## Written exercise
Filter the records below and copy every line containing the word "name".
┌──
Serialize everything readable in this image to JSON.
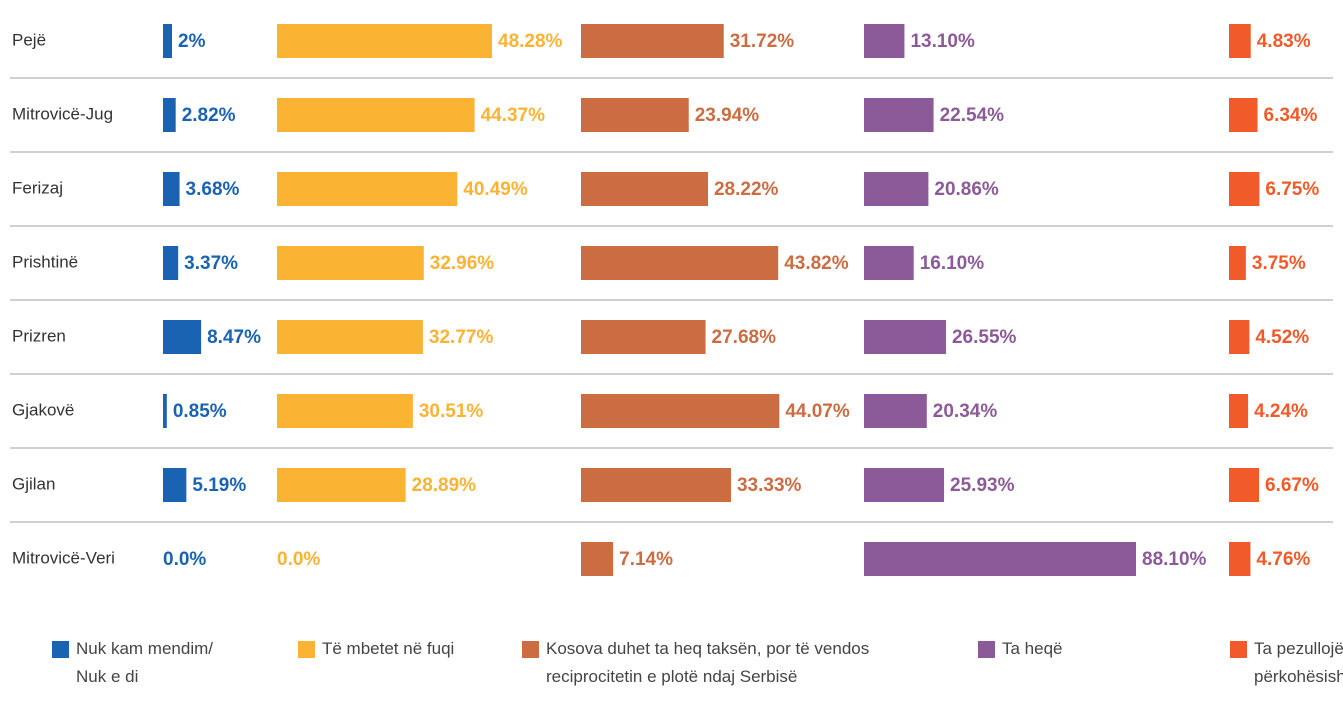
{
  "chart_data": {
    "type": "bar",
    "orientation": "horizontal",
    "categories": [
      "Pejë",
      "Mitrovicë-Jug",
      "Ferizaj",
      "Prishtinë",
      "Prizren",
      "Gjakovë",
      "Gjilan",
      "Mitrovicë-Veri"
    ],
    "series": [
      {
        "name": "Nuk kam mendim/ Nuk e di",
        "color": "#1a63b3",
        "values": [
          2,
          2.82,
          3.68,
          3.37,
          8.47,
          0.85,
          5.19,
          0.0
        ],
        "value_labels": [
          "2%",
          "2.82%",
          "3.68%",
          "3.37%",
          "8.47%",
          "0.85%",
          "5.19%",
          "0.0%"
        ]
      },
      {
        "name": "Të mbetet në fuqi",
        "color": "#fbb333",
        "values": [
          48.28,
          44.37,
          40.49,
          32.96,
          32.77,
          30.51,
          28.89,
          0.0
        ],
        "value_labels": [
          "48.28%",
          "44.37%",
          "40.49%",
          "32.96%",
          "32.77%",
          "30.51%",
          "28.89%",
          "0.0%"
        ]
      },
      {
        "name": "Kosova duhet ta heq taksën, por të vendos reciprocitetin e plotë ndaj Serbisë",
        "color": "#cc6c42",
        "values": [
          31.72,
          23.94,
          28.22,
          43.82,
          27.68,
          44.07,
          33.33,
          7.14
        ],
        "value_labels": [
          "31.72%",
          "23.94%",
          "28.22%",
          "43.82%",
          "27.68%",
          "44.07%",
          "33.33%",
          "7.14%"
        ]
      },
      {
        "name": "Ta heqë",
        "color": "#8c5a98",
        "values": [
          13.1,
          22.54,
          20.86,
          16.1,
          26.55,
          20.34,
          25.93,
          88.1
        ],
        "value_labels": [
          "13.10%",
          "22.54%",
          "20.86%",
          "16.10%",
          "26.55%",
          "20.34%",
          "25.93%",
          "88.10%"
        ]
      },
      {
        "name": "Ta pezullojë përkohësisht",
        "color": "#f15a29",
        "values": [
          4.83,
          6.34,
          6.75,
          3.75,
          4.52,
          4.24,
          6.67,
          4.76
        ],
        "value_labels": [
          "4.83%",
          "6.34%",
          "6.75%",
          "3.75%",
          "4.52%",
          "4.24%",
          "6.67%",
          "4.76%"
        ]
      }
    ]
  }
}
└──
## Result of the exercise
        "name": "Nuk kam mendim/ Nuk e di",
        "name": "Të mbetet në fuqi",
        "name": "Kosova duhet ta heq taksën, por të vendos reciprocitetin e plotë ndaj Serbisë",
        "name": "Ta heqë",
        "name": "Ta pezullojë përkohësisht",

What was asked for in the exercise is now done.